### Exercise prompt
For the records that follow, return only the count of lines containing the string "type".

### Extracted entries

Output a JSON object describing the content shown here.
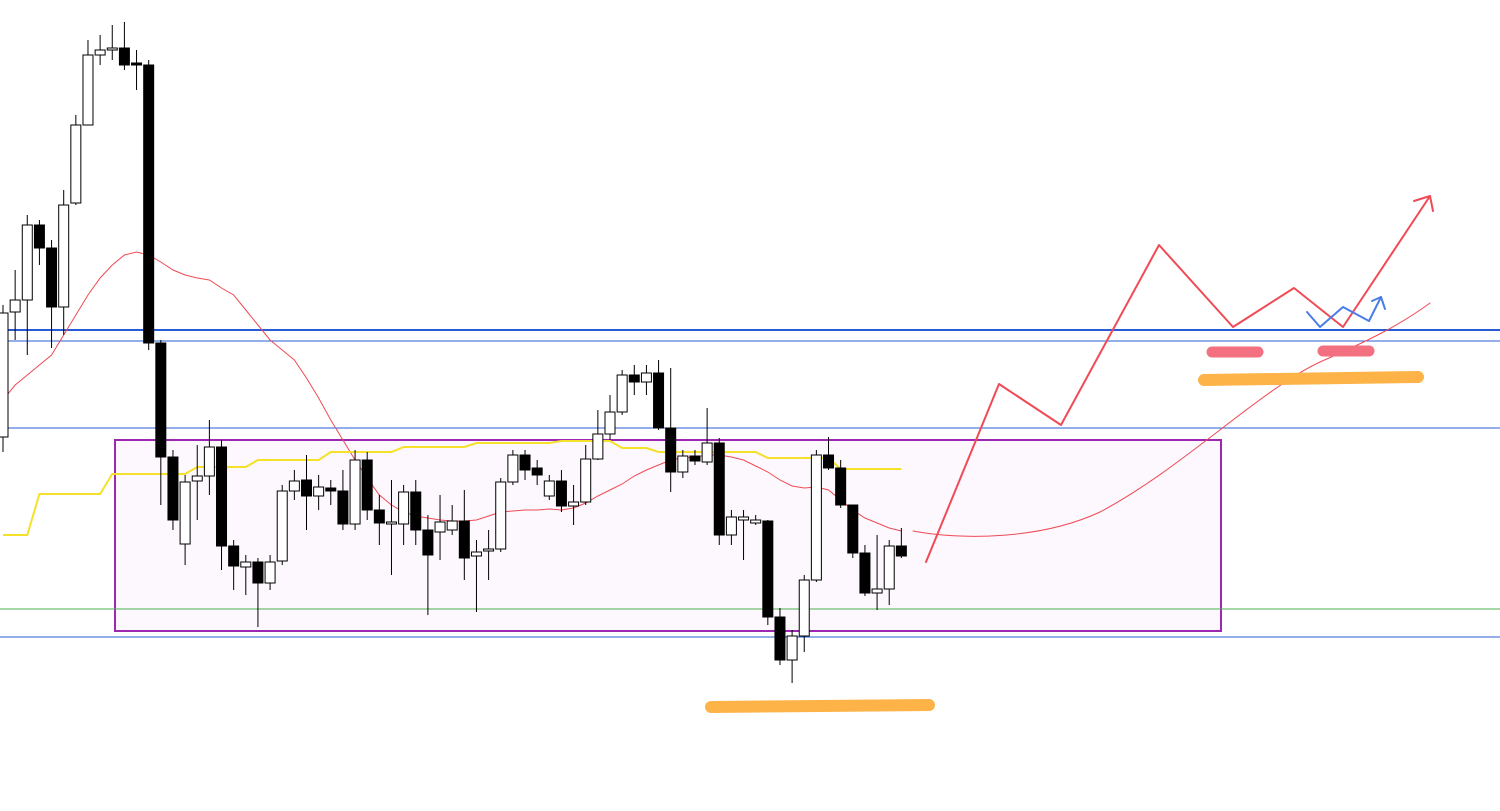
{
  "chart_data": {
    "type": "candlestick",
    "categories": [
      null,
      null,
      null,
      null,
      null,
      null,
      null,
      null,
      null,
      null,
      null,
      null,
      null,
      null,
      null,
      null,
      null,
      null,
      null,
      null,
      null,
      null,
      null,
      null,
      null,
      null,
      null,
      null,
      null,
      null,
      null,
      null,
      null,
      null,
      null,
      null,
      null,
      null,
      null,
      null,
      null,
      null,
      null,
      null,
      null,
      null,
      null,
      null,
      null,
      null,
      null,
      null,
      null,
      null,
      null,
      null,
      null,
      null,
      null,
      null,
      null,
      null,
      null,
      null,
      null,
      null,
      null,
      null,
      null,
      null,
      null,
      null,
      null,
      null,
      null
    ],
    "open": [
      374,
      499,
      511,
      586,
      563,
      504,
      608,
      686,
      756,
      761,
      763,
      748,
      746,
      468,
      354,
      267,
      330,
      335,
      364,
      265,
      244,
      249,
      228,
      250,
      320,
      331,
      315,
      323,
      320,
      287,
      351,
      301,
      287,
      287,
      319,
      281,
      279,
      281,
      290,
      255,
      260,
      262,
      329,
      356,
      343,
      315,
      330,
      305,
      309,
      352,
      377,
      399,
      436,
      429,
      438,
      383,
      339,
      355,
      349,
      368,
      276,
      291,
      288,
      290,
      194,
      151,
      175,
      231,
      356,
      343,
      306,
      258,
      218,
      222,
      265
    ],
    "high": [
      506,
      541,
      596,
      591,
      571,
      621,
      696,
      771,
      776,
      786,
      789,
      761,
      751,
      471,
      361,
      336,
      366,
      391,
      371,
      271,
      256,
      253,
      256,
      326,
      341,
      356,
      336,
      331,
      341,
      361,
      359,
      316,
      331,
      326,
      331,
      296,
      316,
      306,
      321,
      271,
      281,
      333,
      361,
      361,
      351,
      336,
      341,
      326,
      366,
      401,
      416,
      441,
      446,
      446,
      451,
      443,
      361,
      361,
      403,
      373,
      301,
      301,
      296,
      291,
      203,
      181,
      236,
      361,
      374,
      351,
      306,
      266,
      276,
      271,
      283
    ],
    "low": [
      359,
      471,
      456,
      546,
      463,
      476,
      606,
      686,
      746,
      751,
      741,
      721,
      461,
      306,
      281,
      246,
      291,
      316,
      241,
      221,
      216,
      184,
      221,
      246,
      311,
      281,
      301,
      306,
      281,
      281,
      291,
      266,
      236,
      266,
      266,
      196,
      251,
      276,
      231,
      199,
      231,
      259,
      326,
      331,
      326,
      311,
      299,
      286,
      306,
      351,
      371,
      396,
      416,
      416,
      381,
      319,
      333,
      346,
      346,
      266,
      266,
      251,
      286,
      186,
      146,
      128,
      159,
      229,
      341,
      303,
      253,
      215,
      201,
      206,
      253
    ],
    "close": [
      498,
      511,
      586,
      563,
      504,
      606,
      686,
      756,
      761,
      763,
      746,
      746,
      468,
      354,
      291,
      329,
      335,
      364,
      265,
      245,
      249,
      228,
      249,
      320,
      330,
      315,
      324,
      320,
      287,
      351,
      301,
      288,
      289,
      319,
      281,
      256,
      289,
      290,
      253,
      259,
      262,
      329,
      356,
      341,
      336,
      330,
      305,
      309,
      352,
      377,
      399,
      436,
      429,
      438,
      383,
      339,
      355,
      350,
      368,
      276,
      294,
      294,
      291,
      194,
      151,
      175,
      231,
      356,
      343,
      306,
      258,
      218,
      222,
      265,
      255
    ],
    "up_color": "#ffffff",
    "down_color": "#000000",
    "lines": [
      {
        "color": "#f04a55",
        "values": [
          411,
          426,
          436,
          446,
          456,
          476,
          496,
          516,
          533,
          546,
          556,
          559,
          556,
          549,
          541,
          536,
          533,
          531,
          523,
          516,
          501,
          486,
          471,
          461,
          451,
          433,
          413,
          391,
          371,
          351,
          333,
          316,
          306,
          299,
          295,
          293,
          291,
          290,
          290,
          291,
          295,
          299,
          300,
          301,
          301,
          302,
          301,
          303,
          308,
          315,
          321,
          327,
          335,
          341,
          346,
          351,
          353,
          354,
          356,
          356,
          354,
          351,
          345,
          339,
          331,
          325,
          323,
          324,
          321,
          311,
          301,
          293,
          288,
          283,
          280
        ]
      },
      {
        "color": "#f5e12a",
        "values": [
          276,
          276,
          276,
          317,
          317,
          317,
          317,
          317,
          317,
          337,
          337,
          337,
          337,
          337,
          337,
          337,
          344,
          344,
          344,
          344,
          344,
          351,
          351,
          351,
          351,
          351,
          351,
          359,
          359,
          359,
          359,
          359,
          359,
          364,
          364,
          364,
          364,
          364,
          364,
          368,
          368,
          368,
          368,
          368,
          368,
          368,
          370,
          370,
          370,
          370,
          370,
          363,
          363,
          363,
          359,
          359,
          359,
          359,
          359,
          359,
          359,
          359,
          359,
          353,
          353,
          353,
          353,
          353,
          353,
          342,
          342,
          342,
          342,
          342,
          342
        ]
      }
    ],
    "levels": [
      {
        "value": 481,
        "color": "#2a5bd7",
        "width": 2
      },
      {
        "value": 470,
        "color": "#2a5bd7",
        "width": 1
      },
      {
        "value": 383,
        "color": "#2a5bd7",
        "width": 1
      },
      {
        "value": 202,
        "color": "#4caf50",
        "width": 1
      },
      {
        "value": 174,
        "color": "#2a5bd7",
        "width": 1
      }
    ],
    "zone": {
      "range": [
        180,
        371
      ],
      "color": "#9c27b0"
    },
    "ylim": [
      0,
      811
    ]
  }
}
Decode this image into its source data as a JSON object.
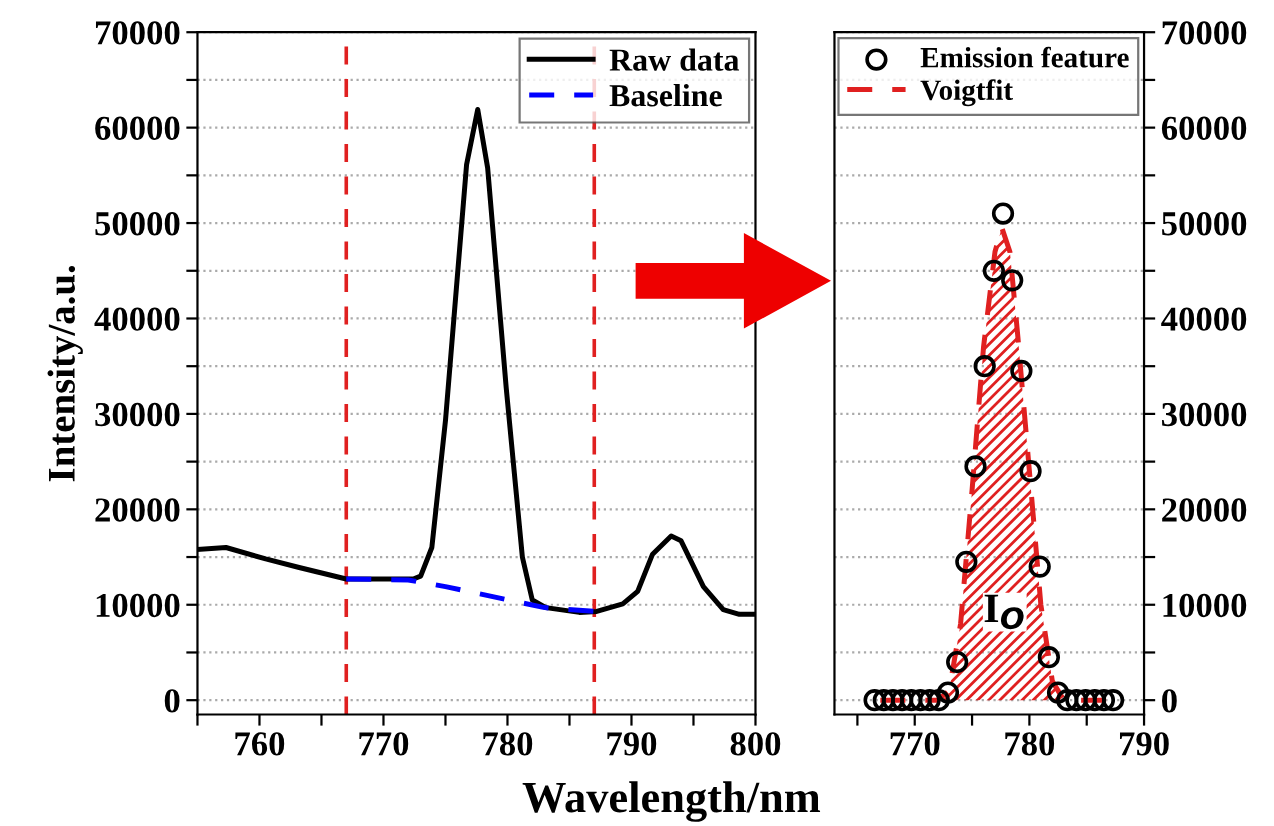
{
  "chart_data": [
    {
      "type": "line",
      "xlabel": "Wavelength/nm",
      "ylabel": "Intensity/a.u.",
      "xlim": [
        755,
        800
      ],
      "ylim": [
        -1500,
        70000
      ],
      "xticks": [
        {
          "value": 755,
          "label": null
        },
        760,
        {
          "value": 765,
          "label": null
        },
        770,
        {
          "value": 775,
          "label": null
        },
        780,
        {
          "value": 785,
          "label": null
        },
        790,
        {
          "value": 795,
          "label": null
        },
        800
      ],
      "yticks": [
        0,
        {
          "value": 5000,
          "label": null
        },
        10000,
        {
          "value": 15000,
          "label": null
        },
        20000,
        {
          "value": 25000,
          "label": null
        },
        30000,
        {
          "value": 35000,
          "label": null
        },
        40000,
        {
          "value": 45000,
          "label": null
        },
        50000,
        {
          "value": 55000,
          "label": null
        },
        60000,
        {
          "value": 65000,
          "label": null
        },
        70000
      ],
      "grid": "y",
      "legend": "top right",
      "series": [
        {
          "name": "Raw data",
          "color": "#000000",
          "line_style": "solid",
          "x": [
            755,
            757.3,
            760.5,
            763.2,
            767,
            772.4,
            773,
            773.9,
            775,
            776.7,
            777.6,
            778.4,
            779.9,
            781.2,
            782,
            783.1,
            785.8,
            787.2,
            789.3,
            790.5,
            791.7,
            793.2,
            794,
            795.8,
            797.4,
            798.7,
            799.8
          ],
          "values": [
            15800,
            16000,
            14800,
            13900,
            12700,
            12700,
            13000,
            16000,
            29300,
            56100,
            61900,
            55800,
            32700,
            15000,
            10500,
            9700,
            9200,
            9300,
            10100,
            11400,
            15300,
            17200,
            16700,
            11900,
            9500,
            9000,
            9000
          ]
        },
        {
          "name": "Baseline",
          "color": "#0000ff",
          "line_style": "dashed",
          "x": [
            767,
            772,
            775,
            779,
            783,
            787
          ],
          "values": [
            12700,
            12600,
            11900,
            10800,
            9700,
            9300
          ]
        }
      ],
      "ref_lines": [
        {
          "axis": "x",
          "value": 767,
          "color": "#e02020",
          "line_style": "dashed"
        },
        {
          "axis": "x",
          "value": 787,
          "color": "#e02020",
          "line_style": "dashed"
        }
      ]
    },
    {
      "type": "scatter",
      "xlim": [
        763,
        790
      ],
      "ylim": [
        -1500,
        70000
      ],
      "xticks": [
        {
          "value": 765,
          "label": null
        },
        770,
        {
          "value": 775,
          "label": null
        },
        780,
        {
          "value": 785,
          "label": null
        },
        790
      ],
      "yticks": [
        0,
        {
          "value": 5000,
          "label": null
        },
        10000,
        {
          "value": 15000,
          "label": null
        },
        20000,
        {
          "value": 25000,
          "label": null
        },
        30000,
        {
          "value": 35000,
          "label": null
        },
        40000,
        {
          "value": 45000,
          "label": null
        },
        50000,
        {
          "value": 55000,
          "label": null
        },
        60000,
        {
          "value": 65000,
          "label": null
        },
        70000
      ],
      "grid": "y",
      "legend": "top right",
      "series": [
        {
          "name": "Emission feature",
          "type": "scatter",
          "color": "#000000",
          "marker": "circle",
          "x": [
            766.5,
            767.3,
            768.1,
            768.9,
            769.7,
            770.5,
            771.3,
            772.1,
            772.9,
            773.7,
            774.5,
            775.3,
            776.1,
            776.9,
            777.7,
            778.5,
            779.3,
            780.1,
            780.9,
            781.7,
            782.5,
            783.3,
            784.1,
            784.9,
            785.7,
            786.5,
            787.3
          ],
          "values": [
            0,
            0,
            0,
            0,
            0,
            0,
            0,
            0,
            800,
            4000,
            14500,
            24500,
            35000,
            45000,
            51000,
            44000,
            34500,
            24000,
            14000,
            4500,
            800,
            0,
            0,
            0,
            0,
            0,
            0
          ]
        },
        {
          "name": "Voigtfit",
          "type": "area",
          "color": "#e02020",
          "line_style": "dashed",
          "x": [
            767,
            772,
            773,
            774,
            775,
            776,
            777,
            777.6,
            778.3,
            779,
            780,
            781,
            782,
            783,
            787
          ],
          "values": [
            0,
            0,
            1000,
            8000,
            22000,
            37000,
            47000,
            49500,
            47000,
            38000,
            24000,
            10000,
            2000,
            0,
            0
          ]
        }
      ],
      "annotations": [
        "I$_{O}$"
      ]
    }
  ]
}
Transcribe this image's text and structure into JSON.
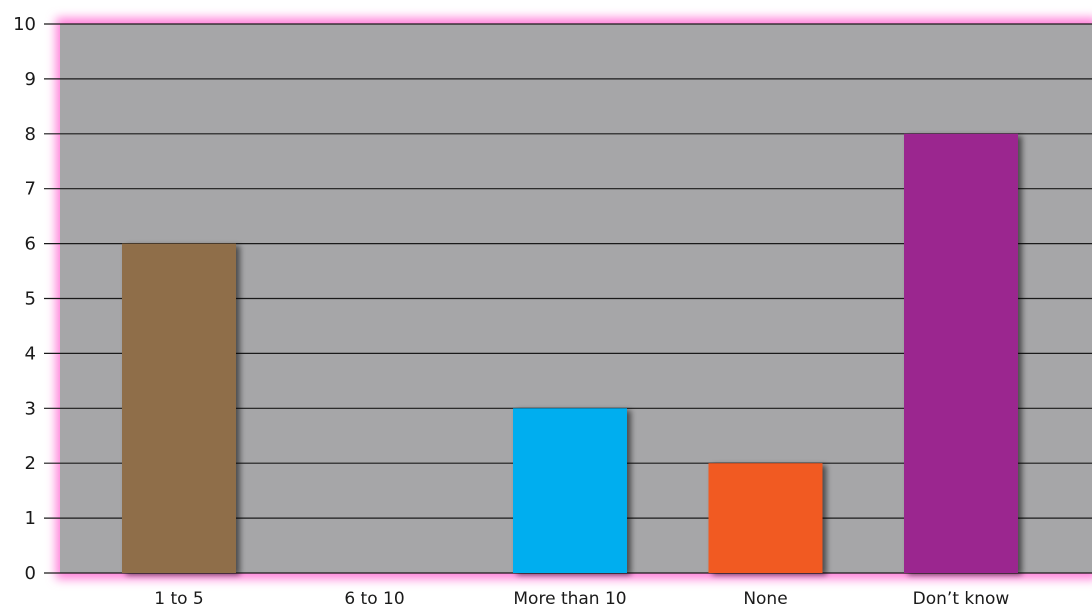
{
  "chart_data": {
    "type": "bar",
    "title": "",
    "xlabel": "",
    "ylabel": "",
    "categories": [
      "1 to 5",
      "6 to 10",
      "More than 10",
      "None",
      "Don’t know"
    ],
    "values": [
      6,
      0,
      3,
      2,
      8
    ],
    "ylim": [
      0,
      10
    ],
    "yticks": [
      "0",
      "1",
      "2",
      "3",
      "4",
      "5",
      "6",
      "7",
      "8",
      "9",
      "10"
    ],
    "grid": true,
    "legend": "none",
    "colors": [
      "#8f6e48",
      "#8f6e48",
      "#00aeef",
      "#f15a24",
      "#9b278f"
    ],
    "plot_background": "#a6a6a8",
    "glow_color": "#ff7fd9"
  }
}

### Solution to the problem
6